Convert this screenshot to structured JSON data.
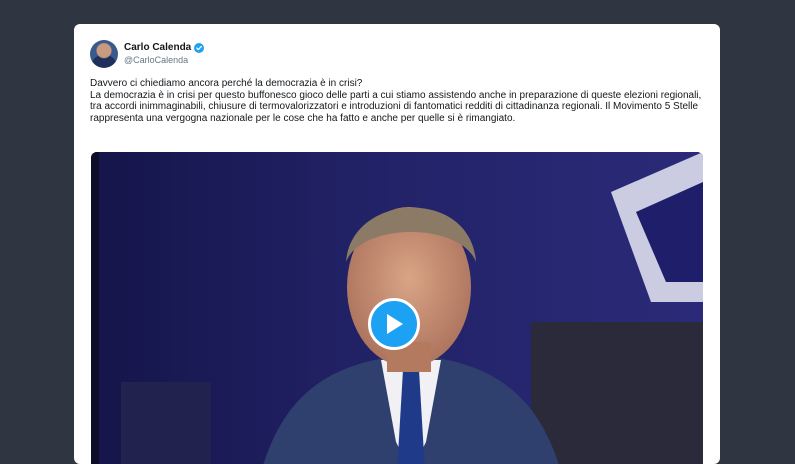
{
  "tweet": {
    "author": {
      "display_name": "Carlo Calenda",
      "handle": "@CarloCalenda",
      "verified": true
    },
    "text_lines": [
      "Davvero ci chiediamo ancora perché la democrazia è in crisi?",
      "La democrazia è in crisi per questo buffonesco gioco delle parti a cui stiamo assistendo anche in preparazione di queste elezioni regionali, tra accordi inimmaginabili, chiusure di termovalorizzatori e introduzioni di fantomatici redditi di cittadinanza regionali. Il Movimento 5 Stelle rappresenta una vergogna nazionale per le cose che ha fatto e anche per quelle si è rimangiato."
    ],
    "media": {
      "type": "video",
      "play_icon": "play-icon"
    }
  },
  "colors": {
    "background": "#2f3541",
    "card": "#ffffff",
    "accent": "#1da1f2",
    "text": "#14171a",
    "muted": "#657786"
  }
}
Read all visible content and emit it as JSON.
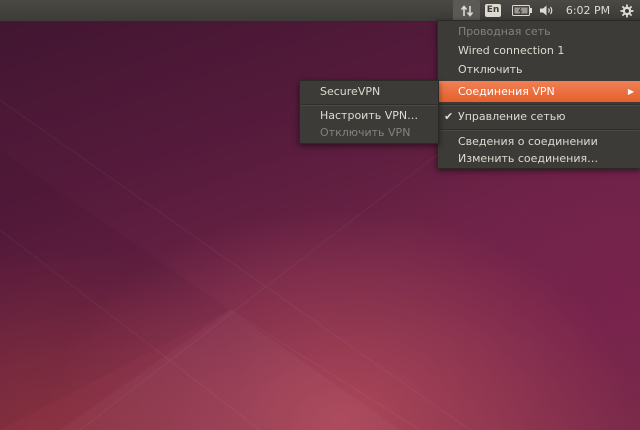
{
  "panel": {
    "clock": "6:02 PM",
    "keyboard_layout": "En",
    "icons": {
      "network": "network-updown-icon",
      "battery": "battery-icon",
      "sound": "speaker-icon",
      "settings": "gear-icon"
    }
  },
  "network_menu": {
    "items": [
      {
        "label": "Проводная сеть",
        "enabled": false
      },
      {
        "label": "Wired connection 1",
        "enabled": true
      },
      {
        "label": "Отключить",
        "enabled": true
      },
      {
        "label": "Соединения VPN",
        "enabled": true,
        "highlighted": true,
        "has_submenu": true
      },
      {
        "label": "Управление сетью",
        "enabled": true,
        "checked": true
      },
      {
        "label": "Сведения о соединении",
        "enabled": true
      },
      {
        "label": "Изменить соединения…",
        "enabled": true
      }
    ]
  },
  "vpn_submenu": {
    "items": [
      {
        "label": "SecureVPN",
        "enabled": true
      },
      {
        "label": "Настроить VPN…",
        "enabled": true
      },
      {
        "label": "Отключить VPN",
        "enabled": false
      }
    ]
  },
  "colors": {
    "panel": "#3c3b37",
    "menu_bg": "#3c3b37",
    "highlight": "#e95420",
    "text": "#dfdbd2",
    "disabled_text": "#85827a"
  }
}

Exercise aim: Each line of the data should be quoted exactly, with pictures left out.

The reply:
Convert this screenshot to structured JSON data.
{
  "tweet": {
    "author": {
      "display_name": "Carlo Calenda",
      "handle": "@CarloCalenda",
      "verified": true
    },
    "text_lines": [
      "Davvero ci chiediamo ancora perché la democrazia è in crisi?",
      "La democrazia è in crisi per questo buffonesco gioco delle parti a cui stiamo assistendo anche in preparazione di queste elezioni regionali, tra accordi inimmaginabili, chiusure di termovalorizzatori e introduzioni di fantomatici redditi di cittadinanza regionali. Il Movimento 5 Stelle rappresenta una vergogna nazionale per le cose che ha fatto e anche per quelle si è rimangiato."
    ],
    "media": {
      "type": "video",
      "play_icon": "play-icon"
    }
  },
  "colors": {
    "background": "#2f3541",
    "card": "#ffffff",
    "accent": "#1da1f2",
    "text": "#14171a",
    "muted": "#657786"
  }
}
Read all visible content and emit it as JSON.
{
  "panel": {
    "clock": "6:02 PM",
    "keyboard_layout": "En",
    "icons": {
      "network": "network-updown-icon",
      "battery": "battery-icon",
      "sound": "speaker-icon",
      "settings": "gear-icon"
    }
  },
  "network_menu": {
    "items": [
      {
        "label": "Проводная сеть",
        "enabled": false
      },
      {
        "label": "Wired connection 1",
        "enabled": true
      },
      {
        "label": "Отключить",
        "enabled": true
      },
      {
        "label": "Соединения VPN",
        "enabled": true,
        "highlighted": true,
        "has_submenu": true
      },
      {
        "label": "Управление сетью",
        "enabled": true,
        "checked": true
      },
      {
        "label": "Сведения о соединении",
        "enabled": true
      },
      {
        "label": "Изменить соединения…",
        "enabled": true
      }
    ]
  },
  "vpn_submenu": {
    "items": [
      {
        "label": "SecureVPN",
        "enabled": true
      },
      {
        "label": "Настроить VPN…",
        "enabled": true
      },
      {
        "label": "Отключить VPN",
        "enabled": false
      }
    ]
  },
  "colors": {
    "panel": "#3c3b37",
    "menu_bg": "#3c3b37",
    "highlight": "#e95420",
    "text": "#dfdbd2",
    "disabled_text": "#85827a"
  }
}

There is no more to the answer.